▸ **The exercise**
Go through the listing beneath this task and return every line that carries the string "Keyboard".

○ ○ ○ ○ ○ ○ ○

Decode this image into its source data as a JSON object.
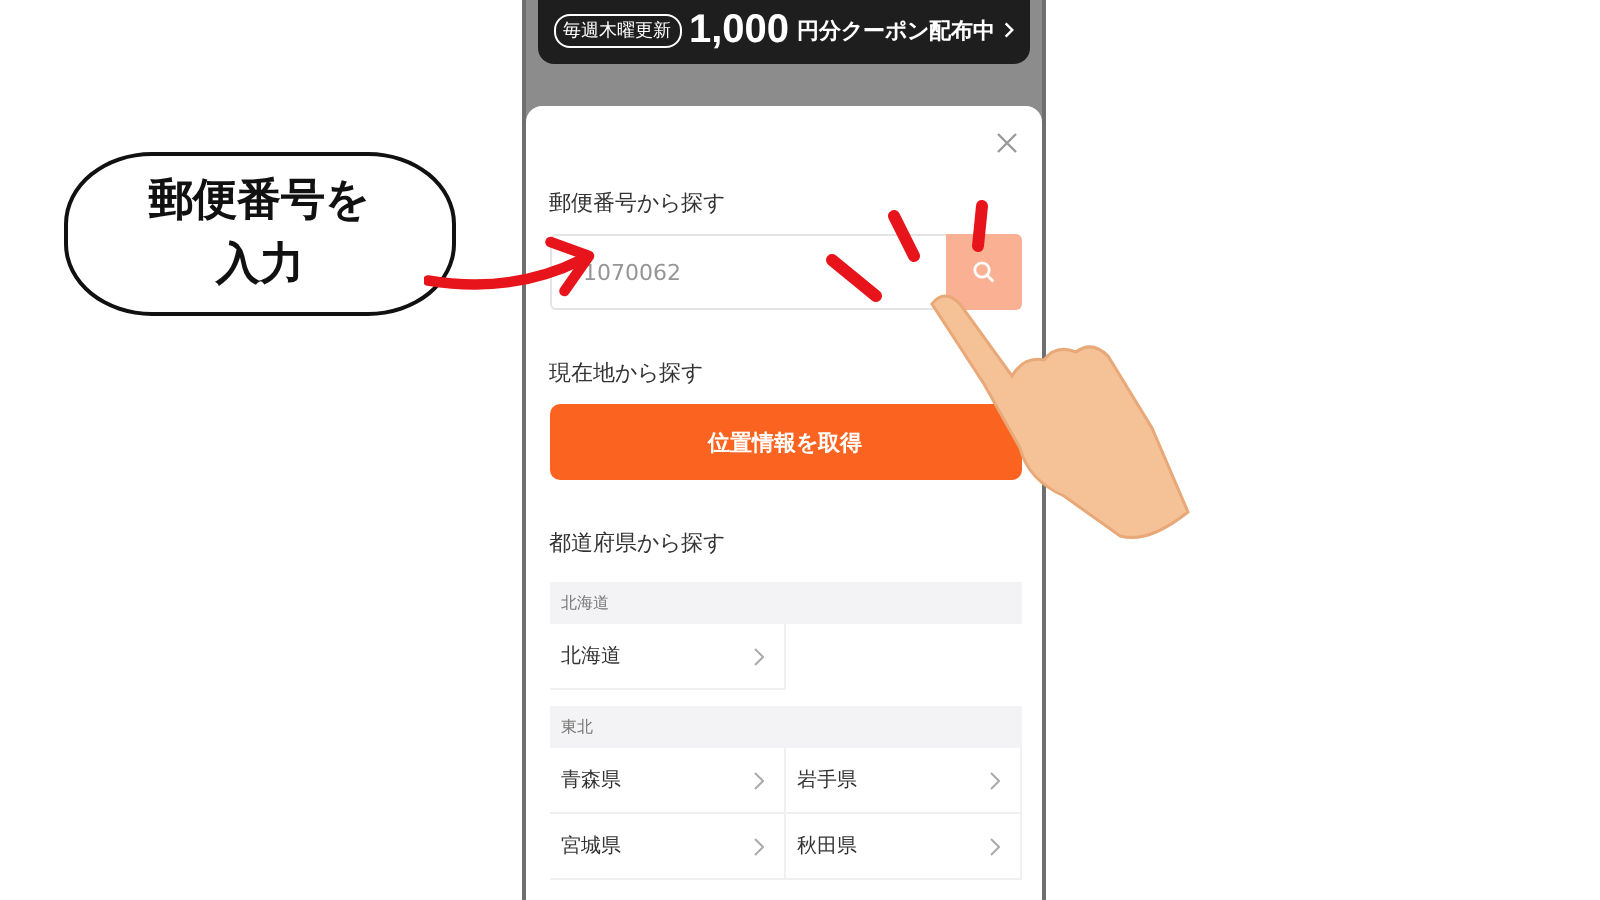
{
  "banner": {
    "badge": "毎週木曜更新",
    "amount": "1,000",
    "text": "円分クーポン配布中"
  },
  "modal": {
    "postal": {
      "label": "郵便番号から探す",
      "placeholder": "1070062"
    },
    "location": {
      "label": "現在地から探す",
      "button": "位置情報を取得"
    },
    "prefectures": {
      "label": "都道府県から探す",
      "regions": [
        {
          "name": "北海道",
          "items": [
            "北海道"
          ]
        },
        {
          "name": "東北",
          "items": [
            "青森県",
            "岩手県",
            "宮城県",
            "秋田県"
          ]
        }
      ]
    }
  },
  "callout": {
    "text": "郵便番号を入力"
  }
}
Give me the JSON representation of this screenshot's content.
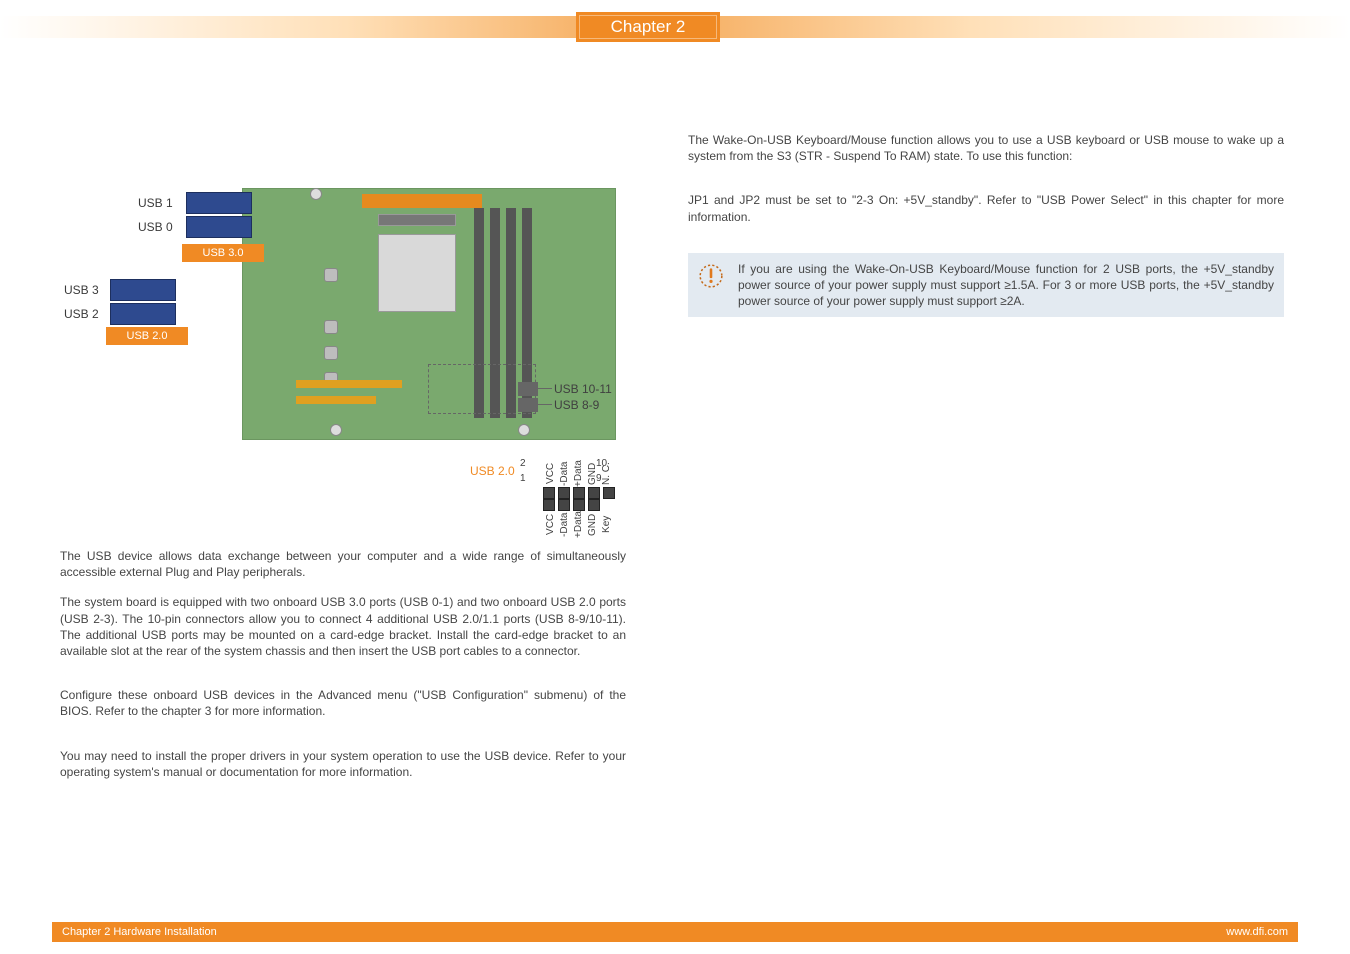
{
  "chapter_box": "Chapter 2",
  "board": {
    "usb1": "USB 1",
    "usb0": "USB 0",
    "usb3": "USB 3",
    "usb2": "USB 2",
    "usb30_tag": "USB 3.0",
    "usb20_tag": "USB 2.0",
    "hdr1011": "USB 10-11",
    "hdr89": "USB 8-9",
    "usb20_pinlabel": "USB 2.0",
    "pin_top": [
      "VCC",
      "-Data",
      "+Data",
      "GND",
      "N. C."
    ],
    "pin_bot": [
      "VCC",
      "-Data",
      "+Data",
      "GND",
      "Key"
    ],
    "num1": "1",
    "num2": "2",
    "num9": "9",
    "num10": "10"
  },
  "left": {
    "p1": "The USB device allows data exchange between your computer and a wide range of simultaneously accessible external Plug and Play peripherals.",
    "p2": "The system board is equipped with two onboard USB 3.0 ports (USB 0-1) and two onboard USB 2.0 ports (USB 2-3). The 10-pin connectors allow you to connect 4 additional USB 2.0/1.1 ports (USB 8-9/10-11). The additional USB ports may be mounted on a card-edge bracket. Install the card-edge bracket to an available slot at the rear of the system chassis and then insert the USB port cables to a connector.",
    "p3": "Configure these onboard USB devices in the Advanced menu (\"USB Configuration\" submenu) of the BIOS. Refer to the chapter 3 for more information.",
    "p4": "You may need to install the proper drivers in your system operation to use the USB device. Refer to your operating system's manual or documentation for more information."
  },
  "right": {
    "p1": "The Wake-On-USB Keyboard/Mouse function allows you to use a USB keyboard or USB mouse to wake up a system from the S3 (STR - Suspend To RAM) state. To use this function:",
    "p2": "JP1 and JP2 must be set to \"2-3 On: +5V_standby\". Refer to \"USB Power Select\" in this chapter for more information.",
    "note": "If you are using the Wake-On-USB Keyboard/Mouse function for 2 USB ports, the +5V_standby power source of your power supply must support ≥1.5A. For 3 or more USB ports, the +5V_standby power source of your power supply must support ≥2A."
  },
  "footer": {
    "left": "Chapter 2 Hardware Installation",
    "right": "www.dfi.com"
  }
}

○ ○ ○ ○ ○ ○ ○

▸ **Correct response**
    "p1": "The Wake-On-USB Keyboard/Mouse function allows you to use a USB keyboard or USB mouse to wake up a system from the S3 (STR - Suspend To RAM) state. To use this function:",
    "note": "If you are using the Wake-On-USB Keyboard/Mouse function for 2 USB ports, the +5V_standby power source of your power supply must support ≥1.5A. For 3 or more USB ports, the +5V_standby power source of your power supply must support ≥2A."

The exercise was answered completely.